Obiettivo: Riprendi l'articolo sul raduno corale di Ravenna guidato da Riccardo Muti e proseguilo a partire dall'ultima frase riportata.

Brano di lettura:

---

“Cantare amantis est”

Pressenza - Wednesday, June 4, 2025

È stata Ravenna, quest’anno, a ospitare il Viaggio dell’Amicizia, nel cuore pulsante del Ravenna Festival 2025. E proprio qui, l’1 e 2 giugno, migliaia di voci provenienti da ogni angolo d’Italia si sono intrecciate sotto la guida magistrale di Riccardo Muti, nel segno alto e solenne di Giuseppe Verdi.

La città bizantina ha accolto la prima edizione di Italia in coro, un progetto corale di straordinaria portata, che ha visto riunirsi oltre tremila cantori, professionisti e appassionati, per un’esperienza musicale e civile senza precedenti.

Nel giorno della Festa della Repubblica, la voce collettiva dell’Inno di Mameli ha chiuso un evento che non è stato solo artistico, ma profondamente simbolico: un’alleanza tra generazioni, territori, accenti e storie.

Un gesto corale di unità, di pace, di bellezza condivisa.

Cantare è proprio di chi ama, scriveva Agostino. E non si ama mai senza tremare un poco. A Ravenna, in questi giorni, tremavano le voci, i respiri, perfino le mani. Tremavano le attese. Non per timore, ma per commozione, per l’infinita gioia.

Perché qui, in questa città che da secoli custodisce il silenzio dei mosaici e l’eco dei cori bizantini, è accaduto qualcosa che ha il passo di una rivelazione. Più di tremila coristi, provenienti da ogni parte d’Italia, si sono dati appuntamento per cantare insieme sotto la guida di Riccardo Muti.

---

Voci elencate:
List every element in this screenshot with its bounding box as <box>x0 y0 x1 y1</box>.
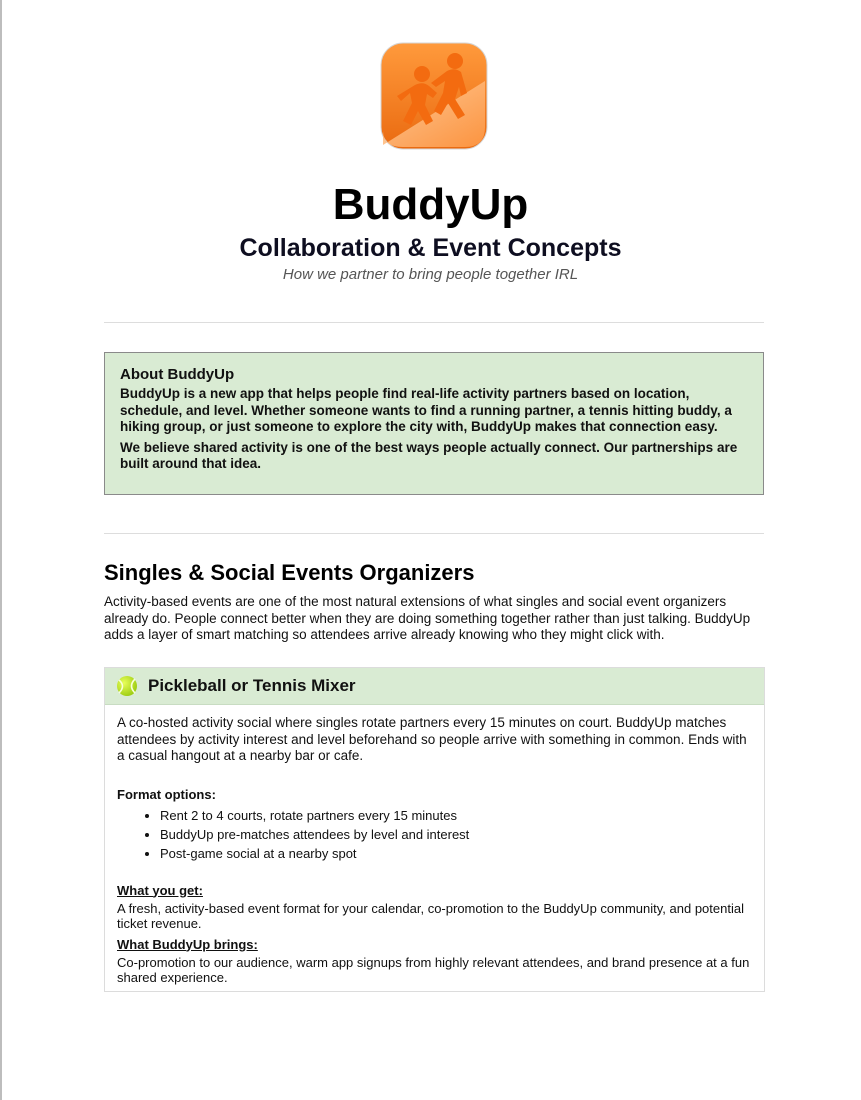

---

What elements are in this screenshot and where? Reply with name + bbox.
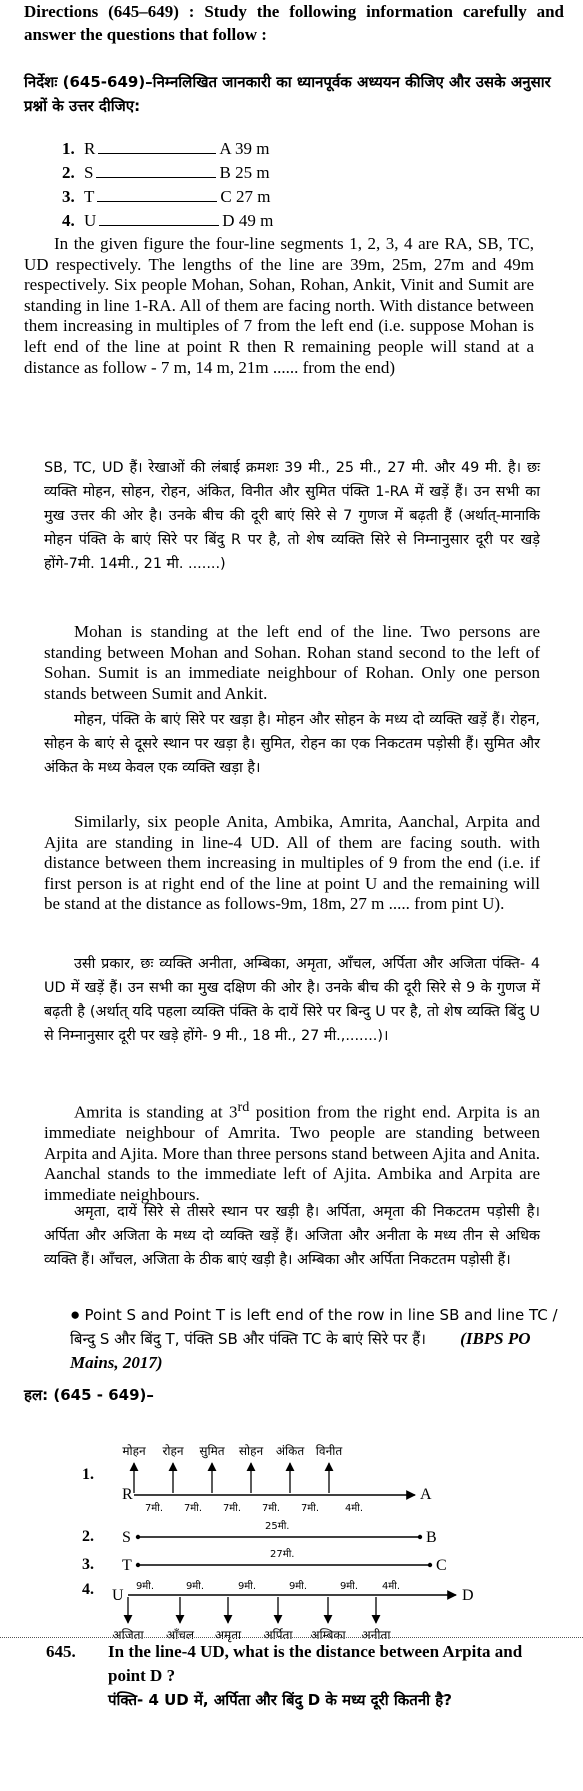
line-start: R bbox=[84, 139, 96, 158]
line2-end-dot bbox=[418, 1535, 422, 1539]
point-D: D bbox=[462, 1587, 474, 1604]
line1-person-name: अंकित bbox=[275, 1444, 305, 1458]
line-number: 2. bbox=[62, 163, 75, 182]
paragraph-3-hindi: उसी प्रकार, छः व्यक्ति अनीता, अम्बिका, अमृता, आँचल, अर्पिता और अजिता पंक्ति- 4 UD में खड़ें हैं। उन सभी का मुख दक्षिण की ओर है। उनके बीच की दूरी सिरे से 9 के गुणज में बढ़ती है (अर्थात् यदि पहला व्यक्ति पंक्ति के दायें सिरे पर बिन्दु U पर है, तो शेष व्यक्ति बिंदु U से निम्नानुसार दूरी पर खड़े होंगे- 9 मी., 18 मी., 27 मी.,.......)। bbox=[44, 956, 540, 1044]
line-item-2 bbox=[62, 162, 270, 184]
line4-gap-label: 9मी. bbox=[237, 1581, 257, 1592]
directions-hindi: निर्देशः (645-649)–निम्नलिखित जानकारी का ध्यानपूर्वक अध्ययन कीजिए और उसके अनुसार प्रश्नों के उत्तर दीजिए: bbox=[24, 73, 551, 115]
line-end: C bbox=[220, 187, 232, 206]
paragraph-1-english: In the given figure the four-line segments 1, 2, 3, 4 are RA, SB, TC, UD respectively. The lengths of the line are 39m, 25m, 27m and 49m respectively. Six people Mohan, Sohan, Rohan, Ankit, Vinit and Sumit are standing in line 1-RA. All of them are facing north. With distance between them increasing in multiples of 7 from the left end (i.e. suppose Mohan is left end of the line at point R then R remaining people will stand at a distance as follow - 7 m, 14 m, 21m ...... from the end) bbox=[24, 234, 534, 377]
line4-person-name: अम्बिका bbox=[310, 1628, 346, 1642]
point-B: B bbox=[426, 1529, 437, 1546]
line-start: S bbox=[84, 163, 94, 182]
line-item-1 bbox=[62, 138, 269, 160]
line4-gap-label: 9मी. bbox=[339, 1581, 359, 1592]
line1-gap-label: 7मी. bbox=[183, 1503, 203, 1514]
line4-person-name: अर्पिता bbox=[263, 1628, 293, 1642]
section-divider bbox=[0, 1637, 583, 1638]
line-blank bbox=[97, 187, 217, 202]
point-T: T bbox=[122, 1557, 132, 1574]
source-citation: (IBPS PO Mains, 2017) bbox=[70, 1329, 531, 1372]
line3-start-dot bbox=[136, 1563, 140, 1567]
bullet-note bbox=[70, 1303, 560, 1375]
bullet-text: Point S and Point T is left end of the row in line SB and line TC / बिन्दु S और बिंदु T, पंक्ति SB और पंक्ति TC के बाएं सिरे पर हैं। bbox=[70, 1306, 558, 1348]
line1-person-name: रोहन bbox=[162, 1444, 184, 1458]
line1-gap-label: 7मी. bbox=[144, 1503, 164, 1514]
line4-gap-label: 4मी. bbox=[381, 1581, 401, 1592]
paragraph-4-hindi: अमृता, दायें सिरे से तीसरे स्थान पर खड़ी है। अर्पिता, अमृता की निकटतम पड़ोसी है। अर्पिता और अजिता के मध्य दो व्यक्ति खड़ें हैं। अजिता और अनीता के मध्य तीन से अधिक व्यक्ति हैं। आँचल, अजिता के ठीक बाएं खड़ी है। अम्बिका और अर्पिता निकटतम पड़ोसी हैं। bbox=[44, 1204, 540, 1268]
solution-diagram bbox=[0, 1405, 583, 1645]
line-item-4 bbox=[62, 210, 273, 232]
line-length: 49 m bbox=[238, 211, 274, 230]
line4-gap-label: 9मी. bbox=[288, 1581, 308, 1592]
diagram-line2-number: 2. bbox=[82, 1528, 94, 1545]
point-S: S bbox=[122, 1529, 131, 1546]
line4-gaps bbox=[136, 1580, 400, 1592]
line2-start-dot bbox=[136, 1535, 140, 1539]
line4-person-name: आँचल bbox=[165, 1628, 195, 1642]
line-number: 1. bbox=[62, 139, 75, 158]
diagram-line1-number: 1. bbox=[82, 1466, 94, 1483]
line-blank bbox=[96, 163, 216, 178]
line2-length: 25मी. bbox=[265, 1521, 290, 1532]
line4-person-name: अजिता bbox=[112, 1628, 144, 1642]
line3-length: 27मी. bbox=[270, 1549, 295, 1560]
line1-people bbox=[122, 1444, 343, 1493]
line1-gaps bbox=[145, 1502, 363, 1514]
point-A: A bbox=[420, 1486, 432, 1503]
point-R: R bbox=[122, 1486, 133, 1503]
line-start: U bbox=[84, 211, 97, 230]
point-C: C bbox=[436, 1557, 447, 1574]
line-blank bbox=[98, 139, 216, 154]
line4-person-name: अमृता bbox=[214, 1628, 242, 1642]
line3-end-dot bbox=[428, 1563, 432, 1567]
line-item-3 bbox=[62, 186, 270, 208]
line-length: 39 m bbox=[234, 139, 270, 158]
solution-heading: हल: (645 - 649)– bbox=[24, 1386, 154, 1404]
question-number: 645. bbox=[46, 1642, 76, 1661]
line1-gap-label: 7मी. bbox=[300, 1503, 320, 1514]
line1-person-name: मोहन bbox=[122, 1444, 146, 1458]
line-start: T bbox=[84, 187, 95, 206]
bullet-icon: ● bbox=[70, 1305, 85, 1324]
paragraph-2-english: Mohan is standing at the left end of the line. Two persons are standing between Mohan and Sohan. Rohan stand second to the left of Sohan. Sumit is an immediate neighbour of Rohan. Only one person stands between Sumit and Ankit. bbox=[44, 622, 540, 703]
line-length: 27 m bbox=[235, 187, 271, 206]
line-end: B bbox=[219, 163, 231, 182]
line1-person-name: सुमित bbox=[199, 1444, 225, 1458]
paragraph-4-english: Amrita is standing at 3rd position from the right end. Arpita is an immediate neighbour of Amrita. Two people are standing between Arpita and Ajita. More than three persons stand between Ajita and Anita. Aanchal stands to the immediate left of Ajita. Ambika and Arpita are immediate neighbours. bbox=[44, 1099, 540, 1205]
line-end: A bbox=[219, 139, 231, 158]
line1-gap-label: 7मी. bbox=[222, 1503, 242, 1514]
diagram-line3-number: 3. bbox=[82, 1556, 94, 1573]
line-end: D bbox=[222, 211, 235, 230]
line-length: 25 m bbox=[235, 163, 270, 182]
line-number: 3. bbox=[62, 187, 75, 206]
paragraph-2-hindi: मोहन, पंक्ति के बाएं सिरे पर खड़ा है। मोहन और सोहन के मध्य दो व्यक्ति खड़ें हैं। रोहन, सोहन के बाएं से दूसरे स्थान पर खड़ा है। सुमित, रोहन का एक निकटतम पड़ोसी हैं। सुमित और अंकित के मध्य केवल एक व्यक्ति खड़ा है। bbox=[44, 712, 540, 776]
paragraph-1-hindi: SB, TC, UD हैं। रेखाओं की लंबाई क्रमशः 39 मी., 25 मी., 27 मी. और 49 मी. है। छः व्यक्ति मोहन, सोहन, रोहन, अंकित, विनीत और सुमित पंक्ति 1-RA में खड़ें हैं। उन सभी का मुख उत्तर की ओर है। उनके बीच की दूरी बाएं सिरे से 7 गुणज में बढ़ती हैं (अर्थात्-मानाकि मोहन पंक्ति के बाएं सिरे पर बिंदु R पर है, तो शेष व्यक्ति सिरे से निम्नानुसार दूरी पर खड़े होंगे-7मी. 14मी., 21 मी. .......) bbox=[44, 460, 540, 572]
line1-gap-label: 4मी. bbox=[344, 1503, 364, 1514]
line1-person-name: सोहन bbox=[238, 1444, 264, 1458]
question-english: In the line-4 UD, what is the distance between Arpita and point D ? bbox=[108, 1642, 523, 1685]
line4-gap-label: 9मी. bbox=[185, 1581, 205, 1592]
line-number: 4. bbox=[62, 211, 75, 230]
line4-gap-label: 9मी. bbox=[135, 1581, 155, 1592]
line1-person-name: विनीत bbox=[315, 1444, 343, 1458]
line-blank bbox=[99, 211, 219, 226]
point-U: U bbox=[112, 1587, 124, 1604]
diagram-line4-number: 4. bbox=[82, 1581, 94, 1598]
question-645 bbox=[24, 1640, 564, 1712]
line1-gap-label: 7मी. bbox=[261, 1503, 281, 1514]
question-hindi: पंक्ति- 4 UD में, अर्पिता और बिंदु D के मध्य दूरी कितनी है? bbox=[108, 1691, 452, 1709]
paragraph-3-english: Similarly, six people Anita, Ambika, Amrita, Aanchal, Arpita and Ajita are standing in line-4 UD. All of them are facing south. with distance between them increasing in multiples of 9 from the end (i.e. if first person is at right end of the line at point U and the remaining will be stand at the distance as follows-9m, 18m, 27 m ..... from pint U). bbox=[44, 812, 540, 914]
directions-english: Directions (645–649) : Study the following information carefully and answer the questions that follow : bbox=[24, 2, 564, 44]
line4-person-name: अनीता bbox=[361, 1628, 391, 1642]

---

Risposta scritta:
Non una performance, ma un rito laico e collettivo. Un’esplorazione profonda del senso del canto come atto d’amore, come forma di appartenenza, come dichiarazione dell’essere nel mondo. Nessuno era lì per se stesso soltanto. Si cantava per stare. Per restare. Per dire: ci sono.

In fondo, in ogni nota che si alzava dal Pala De André, c’era una memoria. C’era il suono del tempo che passa e che restituisce. C’erano le storie, intrecciate come voci in polifonia. E c’ero io.

Con la mia voce, semplice e imperfetta, parte del coro della Libreria IoCiSto, diretto da Francesca Curti Giardina, che ha saputo guidarci con passione e dedizione.

Una voce tra tante, eppure necessaria. Perché ogni voce ha il suo posto, e solo insieme si crea l’armonia.

Ma Riccardo Muti non ha diretto solo la musica. Ha diretto l’ascolto. Il rispetto. La postura della voce che diventa comunità. Ha guidato il coro tra le pieghe di Verdi, “Patria oppressa”, “Gerusalemme!”, “Va’ pensiero”, come se fossero vie segrete per raggiungere qualcosa di più alto del semplice suono. Il senso di una lingua comune. Un paese invisibile fatto di note, in cui sentirsi parte, finalmente.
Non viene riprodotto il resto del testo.